**Stated exercise**
Only the number is needed: how many lines contain the word "Cortex"?

**Given entries**
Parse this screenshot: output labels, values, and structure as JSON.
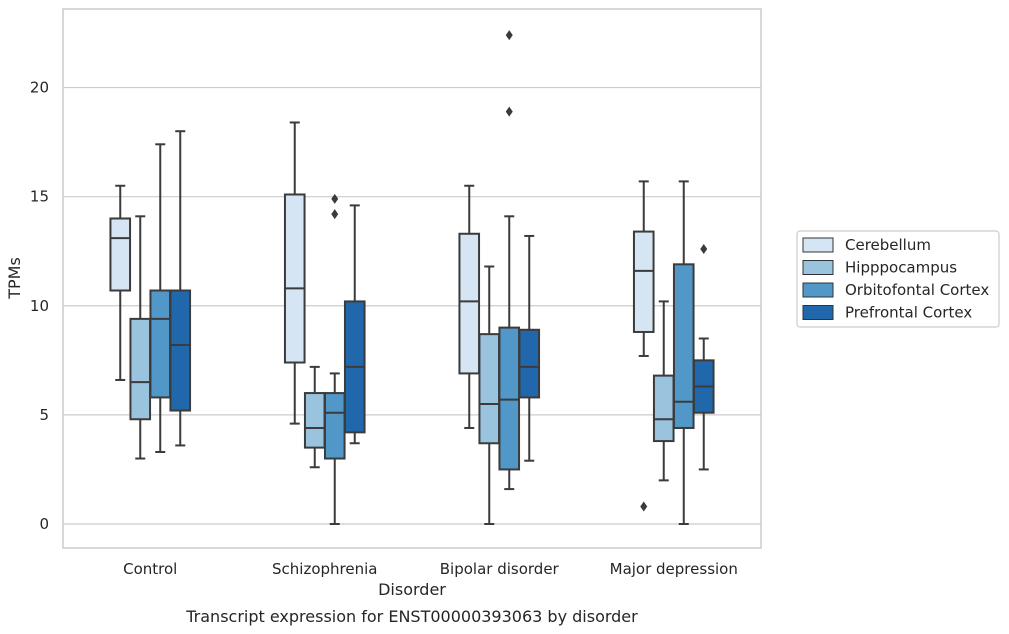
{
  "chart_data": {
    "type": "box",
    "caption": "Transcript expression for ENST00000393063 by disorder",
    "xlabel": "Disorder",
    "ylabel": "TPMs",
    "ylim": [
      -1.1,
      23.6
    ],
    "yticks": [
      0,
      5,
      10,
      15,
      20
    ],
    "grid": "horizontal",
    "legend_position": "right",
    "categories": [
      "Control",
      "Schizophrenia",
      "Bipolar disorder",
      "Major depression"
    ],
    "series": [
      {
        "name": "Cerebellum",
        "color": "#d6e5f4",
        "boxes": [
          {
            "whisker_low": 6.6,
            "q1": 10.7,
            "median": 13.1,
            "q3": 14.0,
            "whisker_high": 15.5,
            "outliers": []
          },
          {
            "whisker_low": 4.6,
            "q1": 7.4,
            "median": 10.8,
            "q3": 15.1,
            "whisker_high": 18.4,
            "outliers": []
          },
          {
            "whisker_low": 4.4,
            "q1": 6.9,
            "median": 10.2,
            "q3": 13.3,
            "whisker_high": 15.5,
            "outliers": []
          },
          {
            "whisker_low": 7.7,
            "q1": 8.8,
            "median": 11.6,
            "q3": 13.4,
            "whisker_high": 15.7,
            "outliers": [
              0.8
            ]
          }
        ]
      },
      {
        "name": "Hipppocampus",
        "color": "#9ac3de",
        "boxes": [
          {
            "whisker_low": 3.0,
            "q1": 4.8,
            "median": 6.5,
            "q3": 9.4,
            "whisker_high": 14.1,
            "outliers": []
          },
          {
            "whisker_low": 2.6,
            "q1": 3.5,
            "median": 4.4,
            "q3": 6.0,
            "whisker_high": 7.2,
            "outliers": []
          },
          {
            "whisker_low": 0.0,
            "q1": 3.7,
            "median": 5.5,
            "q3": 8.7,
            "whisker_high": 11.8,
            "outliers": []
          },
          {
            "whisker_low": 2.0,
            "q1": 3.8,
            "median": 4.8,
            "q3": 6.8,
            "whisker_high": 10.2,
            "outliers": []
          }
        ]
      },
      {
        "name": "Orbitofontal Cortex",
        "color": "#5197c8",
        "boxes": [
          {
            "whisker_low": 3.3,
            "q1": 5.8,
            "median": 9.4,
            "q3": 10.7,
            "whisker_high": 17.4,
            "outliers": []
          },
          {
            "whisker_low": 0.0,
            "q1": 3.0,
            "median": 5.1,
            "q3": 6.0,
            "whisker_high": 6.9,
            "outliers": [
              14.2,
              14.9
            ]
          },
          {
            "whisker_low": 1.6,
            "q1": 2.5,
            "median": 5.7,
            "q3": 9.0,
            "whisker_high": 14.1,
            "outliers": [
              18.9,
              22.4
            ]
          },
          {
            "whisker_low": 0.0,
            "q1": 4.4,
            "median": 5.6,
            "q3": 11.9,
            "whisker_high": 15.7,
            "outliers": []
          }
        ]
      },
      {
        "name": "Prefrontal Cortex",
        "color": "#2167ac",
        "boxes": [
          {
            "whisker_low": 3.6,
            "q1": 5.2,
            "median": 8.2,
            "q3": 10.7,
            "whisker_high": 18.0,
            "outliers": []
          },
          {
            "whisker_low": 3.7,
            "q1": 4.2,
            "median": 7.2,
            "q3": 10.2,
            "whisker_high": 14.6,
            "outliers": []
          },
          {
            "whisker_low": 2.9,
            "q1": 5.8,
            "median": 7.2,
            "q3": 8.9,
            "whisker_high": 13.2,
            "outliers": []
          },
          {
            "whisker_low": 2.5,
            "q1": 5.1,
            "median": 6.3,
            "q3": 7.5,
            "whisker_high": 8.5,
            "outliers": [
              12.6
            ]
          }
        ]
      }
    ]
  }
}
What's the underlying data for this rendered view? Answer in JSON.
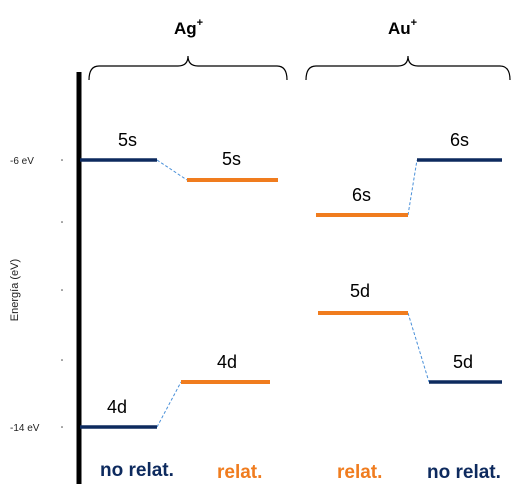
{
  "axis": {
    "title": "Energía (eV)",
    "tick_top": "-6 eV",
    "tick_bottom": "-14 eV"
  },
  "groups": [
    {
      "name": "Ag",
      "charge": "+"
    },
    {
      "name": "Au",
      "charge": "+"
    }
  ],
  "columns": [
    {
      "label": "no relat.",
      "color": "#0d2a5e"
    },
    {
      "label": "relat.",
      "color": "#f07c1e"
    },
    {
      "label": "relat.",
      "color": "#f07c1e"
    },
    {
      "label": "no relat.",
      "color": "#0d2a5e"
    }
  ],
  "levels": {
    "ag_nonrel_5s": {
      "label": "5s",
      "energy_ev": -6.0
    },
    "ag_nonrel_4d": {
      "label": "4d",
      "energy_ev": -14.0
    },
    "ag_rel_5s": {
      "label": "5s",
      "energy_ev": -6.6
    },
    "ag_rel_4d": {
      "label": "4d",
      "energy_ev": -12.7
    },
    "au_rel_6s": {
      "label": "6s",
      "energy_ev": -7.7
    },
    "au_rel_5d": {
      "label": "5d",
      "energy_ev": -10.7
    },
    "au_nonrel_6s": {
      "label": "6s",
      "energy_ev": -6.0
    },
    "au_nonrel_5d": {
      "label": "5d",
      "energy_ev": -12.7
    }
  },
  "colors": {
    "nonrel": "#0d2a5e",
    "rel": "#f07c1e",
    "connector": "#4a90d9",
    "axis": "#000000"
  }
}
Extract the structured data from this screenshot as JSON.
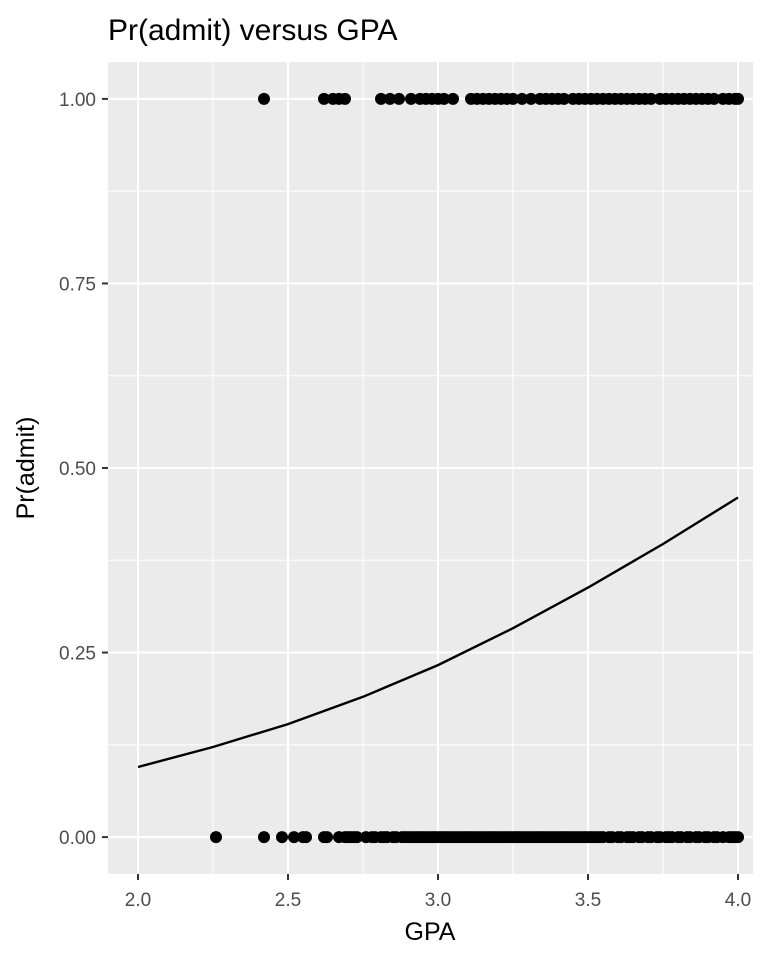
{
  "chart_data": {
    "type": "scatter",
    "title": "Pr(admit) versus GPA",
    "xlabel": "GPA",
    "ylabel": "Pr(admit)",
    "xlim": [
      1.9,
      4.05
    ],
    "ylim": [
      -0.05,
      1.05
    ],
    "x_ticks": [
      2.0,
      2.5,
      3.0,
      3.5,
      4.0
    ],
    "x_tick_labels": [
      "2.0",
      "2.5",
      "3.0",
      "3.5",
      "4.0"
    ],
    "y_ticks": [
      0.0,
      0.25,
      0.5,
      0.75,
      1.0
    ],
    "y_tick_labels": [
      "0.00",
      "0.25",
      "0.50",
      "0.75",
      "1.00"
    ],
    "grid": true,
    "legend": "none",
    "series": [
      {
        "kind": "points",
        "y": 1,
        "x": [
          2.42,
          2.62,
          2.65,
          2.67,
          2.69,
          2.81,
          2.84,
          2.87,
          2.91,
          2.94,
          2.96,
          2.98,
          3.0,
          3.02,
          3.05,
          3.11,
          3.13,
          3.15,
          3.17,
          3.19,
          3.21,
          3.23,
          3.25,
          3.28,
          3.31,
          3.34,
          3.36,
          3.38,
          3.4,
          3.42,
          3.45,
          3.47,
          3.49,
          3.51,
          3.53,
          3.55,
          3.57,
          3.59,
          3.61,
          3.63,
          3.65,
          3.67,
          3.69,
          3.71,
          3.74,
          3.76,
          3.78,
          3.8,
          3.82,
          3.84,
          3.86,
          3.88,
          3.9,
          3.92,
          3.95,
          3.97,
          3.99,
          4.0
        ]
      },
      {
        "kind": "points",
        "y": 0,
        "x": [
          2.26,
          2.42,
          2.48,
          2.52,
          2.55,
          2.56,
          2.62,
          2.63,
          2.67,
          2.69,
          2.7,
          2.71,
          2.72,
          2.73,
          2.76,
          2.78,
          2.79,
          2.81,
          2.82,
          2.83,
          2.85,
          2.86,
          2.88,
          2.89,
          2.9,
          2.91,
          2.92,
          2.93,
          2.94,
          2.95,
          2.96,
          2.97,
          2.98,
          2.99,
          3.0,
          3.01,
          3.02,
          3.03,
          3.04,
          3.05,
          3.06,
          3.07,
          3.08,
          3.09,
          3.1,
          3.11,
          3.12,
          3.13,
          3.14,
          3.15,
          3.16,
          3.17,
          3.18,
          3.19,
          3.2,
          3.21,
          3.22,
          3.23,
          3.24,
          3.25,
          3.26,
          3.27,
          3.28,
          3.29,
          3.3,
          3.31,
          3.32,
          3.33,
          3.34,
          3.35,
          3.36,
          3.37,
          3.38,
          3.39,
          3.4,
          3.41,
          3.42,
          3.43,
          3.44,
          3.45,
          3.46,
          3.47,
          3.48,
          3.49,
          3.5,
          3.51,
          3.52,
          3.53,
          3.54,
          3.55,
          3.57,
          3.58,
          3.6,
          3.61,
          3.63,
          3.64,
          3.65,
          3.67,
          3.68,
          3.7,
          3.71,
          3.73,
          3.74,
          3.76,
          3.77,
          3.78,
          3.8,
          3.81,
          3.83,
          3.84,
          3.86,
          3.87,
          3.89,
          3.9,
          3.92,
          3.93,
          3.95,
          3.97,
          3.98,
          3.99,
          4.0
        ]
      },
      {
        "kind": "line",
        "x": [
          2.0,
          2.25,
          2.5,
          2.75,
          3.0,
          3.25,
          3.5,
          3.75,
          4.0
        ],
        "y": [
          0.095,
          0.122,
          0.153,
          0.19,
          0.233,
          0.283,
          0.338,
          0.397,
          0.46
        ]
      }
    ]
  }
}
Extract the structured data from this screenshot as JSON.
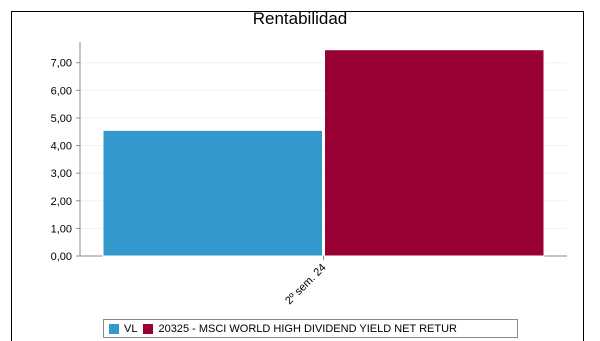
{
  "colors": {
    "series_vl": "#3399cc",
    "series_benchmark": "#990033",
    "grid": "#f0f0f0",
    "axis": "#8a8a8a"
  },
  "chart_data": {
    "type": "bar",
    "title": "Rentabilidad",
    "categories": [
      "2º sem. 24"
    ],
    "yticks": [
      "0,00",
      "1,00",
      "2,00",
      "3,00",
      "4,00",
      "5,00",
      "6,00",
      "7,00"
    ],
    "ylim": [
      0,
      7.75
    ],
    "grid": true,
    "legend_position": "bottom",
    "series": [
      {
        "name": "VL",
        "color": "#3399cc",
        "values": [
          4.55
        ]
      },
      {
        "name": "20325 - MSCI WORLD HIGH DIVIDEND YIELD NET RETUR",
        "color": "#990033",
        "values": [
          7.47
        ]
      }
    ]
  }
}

**Solution below**
2